- _THE TASK_
Retype everything in the Kubernetes troubleshooting text from "Running those commands" down to "page, great success!", keeping the words unchanged.

- _EXCERPT_
—————

This just about confirmed the issue for me – the nameserver isn’t at 10.3.0.1, it’s at 10.3.1.1! Now, I need to track down where the DNS server is getting set to 10.3.0.1, so I check the manifests, and kubelet.service, and find that the cluster_dns value was what was supplying the 10.3.0.1. Here’s what I did to fix the problem:

  1. Update the cluster_dns setting to 10.3.1.1
  2. sudo systemctl daemon-reload
  3. sudo systemctl restart kubelet
  4. Restart the busybox deployment
  5. kubectl exec -ti busybox -- nslookup kubernetes.default

The output of #5 was:

$ kubectl exec -ti busybox -- nslookup kubernetes.default
Server:    10.3.1.1
Address 1: 10.3.1.1 kube-dns.kube-system.svc.cluster.local

Name:      kubernetes.default
Address 1: 10.3.0.1 kubernetes.default.svc.cluster.local

At this point it looks like it’s working, which is fantastic! Now I can repeat the steps with the curl and nginx containers and make sure the nginx container is accessible by DNS name, and lo and behold, my-nginx:80 (the nginx container) is accessible from inside the curl-only container.

Using ‘kuebctl port-forward’ for just a little more verification

For just a little more verification to make sure things were working right, I used kubectl port-forward from the simple nginx guide to access the my-nginx deployment I made earlier.

It was as simple as:

  1. kubectl port-forward my-nginx-4293833666-nf52h 4000:80
  2. Visit localhost:4000 in my browser

Worked a charm!

Test out exposing NGINX to the whole wide internet

At this point, I’m still very much using the simple nginx guide that I found on the Kubernetes github repository. For me the expose command looked like this:

$ kubectl expose deployment nginx --port=80 --target-port=8000

After running that command, it seemed to work, but using the browser I still couldn’t access that nginx deployment from the world wide web (visiting the IP of the machine in a web browser). nmap helped me verify that the problem was the port not being open at all on the server. My next thought as to what might be wrong was the firewall. VERY VERY VERY unfortunately, CoreOS only comes with iptables, not ufw, so I had to go through the incredibly painful process of setting up iptables rules (some articles on digital ocean helped a ton):

$ sudo iptables -A INPUT -p tcp --dport 80 -m conntrack --ctstate NEW,ESTABLISHED -j ACCEPT
$ sudo iptables -A OUTPUT -p tcp --sport 80 -m conntrack --ctstate ESTABLISHED -j ACCEPT

Running those commands on the server opened up my port 80 for TCP traffic, allowing web requests through to hit the kubernetes cluster, and showing me the NGINX welcome page, great success!

UPDATE Mokhtar Ibrahim from likegeeks.com let me know about a long, in-depth article he wrote about properly understand and use iptables, complete with lots of examples. If you want to understand more about iptables and the digitalocean article wasn’t enough, check it out!

What’s next?

—————

- _INFORMATION SUPPLIED_
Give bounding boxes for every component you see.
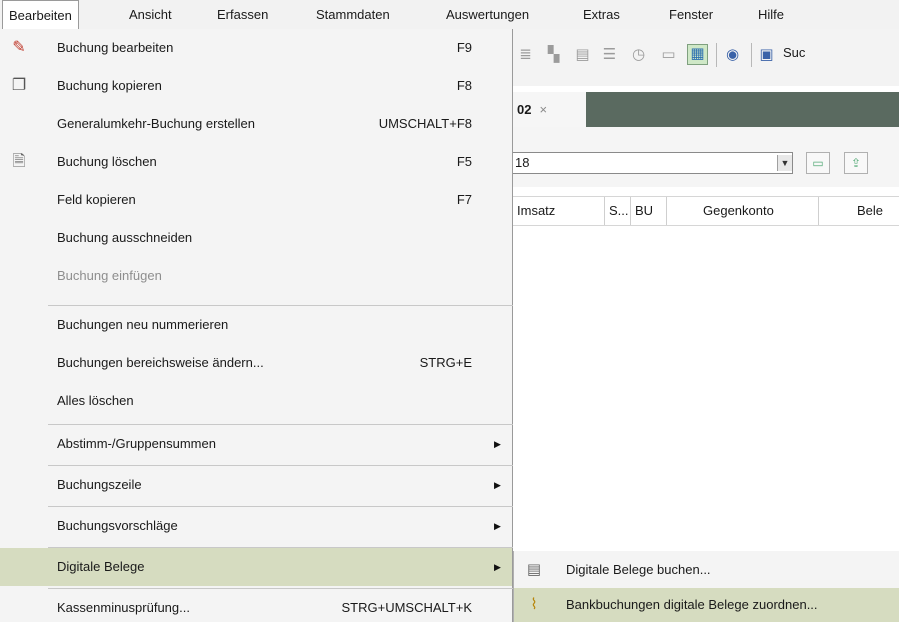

—————

- _RESULT FOR THIS TASK_
Running those commands on the server opened up my port 80 for TCP traffic, allowing web requests through to hit the kubernetes cluster, and showing me the NGINX welcome page, great success!